> _Metti in pratica_
a – Elenca tutte le squadre di calcio nominate nell'articolo sulla partita tra Manchester United e Chelsea, usando il nome del club e non il soprannome.
b – Riscrivi il passo dell'articolo sulla partita che comincia con "Il Chelsea di Conte" e prosegue fino a "rispetto ai Reds.", mettendo "Stamford Bridge" al posto di "Old Trafford".

> _Testo estratto_

==========

Lo United batte il Chelsea e riapre la Premier. Conte: "Tutta colpa mia"

Il Chelsea di Conte cade all'Old Trafford contro il Manchester United di José Mourinho. Le reti portano la firma di Rashford ed Herrera

Il Manchester United di José Mourinho batte per 2-0 il Chelsea di Antonio Conte e riapre clamorosamente la Premier League a 6 giornate dal termine del campionato. Il tecnico portoghese si vendica così del tecnico leccese e dei Blues che avevano inflitto due pesanti sconfitte ai Red Devils in stagione. Ora, il Chelsea è sempre primo a quota 75 punti contro i 71 del Tottenham di Pochettino che occupa il secondo posto. Lo United, invece, è quinto con 60 punti, a meno 6 dal Liverpool terzo ma con due partite in meno rispetto ai Reds.

Al termine del match Antonio Conte è parso amareggiato per la sconfitta e si è assunto tutte le colpe di questa debacle: “Il Manchester United ha meritato il successo. Ha mostrato più desiderio, più motivazione, più voglia di conquistare i tre punti. Hanno vinto tutti i contrasti. Dobbiamo prendere atto di questa sconfitta, ma come capita in questi casi, il maggior responsabile è l’allenatore: è lui che non è riuscito a trasmettere i segnali giusti alla squadra. Ora dobbiamo ripartire, ritrovando lo spirito e la determinazione che ci ha portato al primo posto. Stiamo compiendo qualcosa di straordinario, ma le vittorie che abbiamo ottenuto finora possono ingannare" .

==========

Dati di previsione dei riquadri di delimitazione
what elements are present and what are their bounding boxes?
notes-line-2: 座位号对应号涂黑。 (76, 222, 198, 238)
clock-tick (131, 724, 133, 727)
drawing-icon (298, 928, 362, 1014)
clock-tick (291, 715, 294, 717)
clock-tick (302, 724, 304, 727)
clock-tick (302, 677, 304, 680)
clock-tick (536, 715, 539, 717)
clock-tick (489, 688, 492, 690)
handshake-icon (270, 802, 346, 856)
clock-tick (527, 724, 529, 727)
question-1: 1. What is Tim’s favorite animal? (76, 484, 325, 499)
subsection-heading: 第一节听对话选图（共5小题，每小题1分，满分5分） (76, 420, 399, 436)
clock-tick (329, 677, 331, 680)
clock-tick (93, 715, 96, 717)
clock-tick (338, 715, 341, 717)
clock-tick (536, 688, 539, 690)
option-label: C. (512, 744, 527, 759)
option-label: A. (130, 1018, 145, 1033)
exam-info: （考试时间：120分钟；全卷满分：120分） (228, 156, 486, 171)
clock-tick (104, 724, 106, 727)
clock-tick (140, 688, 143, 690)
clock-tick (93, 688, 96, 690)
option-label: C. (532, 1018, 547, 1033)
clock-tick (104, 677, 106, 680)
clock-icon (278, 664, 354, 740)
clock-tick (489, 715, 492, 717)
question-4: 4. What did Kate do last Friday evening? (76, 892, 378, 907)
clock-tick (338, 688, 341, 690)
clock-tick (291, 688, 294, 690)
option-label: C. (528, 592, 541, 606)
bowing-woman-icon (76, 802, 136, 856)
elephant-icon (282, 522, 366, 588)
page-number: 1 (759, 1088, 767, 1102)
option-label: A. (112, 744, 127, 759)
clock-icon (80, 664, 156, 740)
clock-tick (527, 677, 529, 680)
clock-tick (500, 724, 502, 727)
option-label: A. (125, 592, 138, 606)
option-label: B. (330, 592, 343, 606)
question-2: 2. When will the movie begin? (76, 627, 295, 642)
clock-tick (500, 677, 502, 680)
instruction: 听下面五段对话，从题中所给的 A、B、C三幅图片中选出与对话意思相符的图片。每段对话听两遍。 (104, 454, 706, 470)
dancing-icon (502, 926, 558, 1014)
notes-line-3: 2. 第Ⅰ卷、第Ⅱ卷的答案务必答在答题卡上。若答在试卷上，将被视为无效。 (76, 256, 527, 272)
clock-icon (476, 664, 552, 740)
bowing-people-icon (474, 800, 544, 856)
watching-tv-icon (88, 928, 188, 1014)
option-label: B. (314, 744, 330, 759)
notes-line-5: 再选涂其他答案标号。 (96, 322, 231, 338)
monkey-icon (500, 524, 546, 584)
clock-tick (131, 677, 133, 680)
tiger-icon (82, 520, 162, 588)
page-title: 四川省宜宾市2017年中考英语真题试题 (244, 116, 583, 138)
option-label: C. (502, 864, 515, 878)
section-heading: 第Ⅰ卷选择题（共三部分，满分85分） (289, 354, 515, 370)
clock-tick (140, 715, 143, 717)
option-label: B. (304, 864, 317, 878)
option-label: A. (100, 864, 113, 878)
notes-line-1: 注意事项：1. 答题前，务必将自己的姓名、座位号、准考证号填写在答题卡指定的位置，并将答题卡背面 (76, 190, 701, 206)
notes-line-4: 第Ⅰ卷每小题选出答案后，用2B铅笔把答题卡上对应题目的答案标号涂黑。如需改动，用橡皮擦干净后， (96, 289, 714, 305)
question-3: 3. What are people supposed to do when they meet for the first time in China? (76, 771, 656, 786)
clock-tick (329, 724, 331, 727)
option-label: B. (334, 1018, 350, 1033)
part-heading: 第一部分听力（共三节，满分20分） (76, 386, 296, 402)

==========

> _Soluzioni dell'esercizio_
a – Manchester United, Chelsea, Tottenham, Liverpool

b –
Il Chelsea di Conte cade all'Stamford Bridge contro il Manchester United di José Mourinho. Le reti portano la firma di Rashford ed Herrera

Il Manchester United di José Mourinho batte per 2-0 il Chelsea di Antonio Conte e riapre clamorosamente la Premier League a 6 giornate dal termine del campionato. Il tecnico portoghese si vendica così del tecnico leccese e dei Blues che avevano inflitto due pesanti sconfitte ai Red Devils in stagione. Ora, il Chelsea è sempre primo a quota 75 punti contro i 71 del Tottenham di Pochettino che occupa il secondo posto. Lo United, invece, è quinto con 60 punti, a meno 6 dal Liverpool terzo ma con due partite in meno rispetto ai Reds.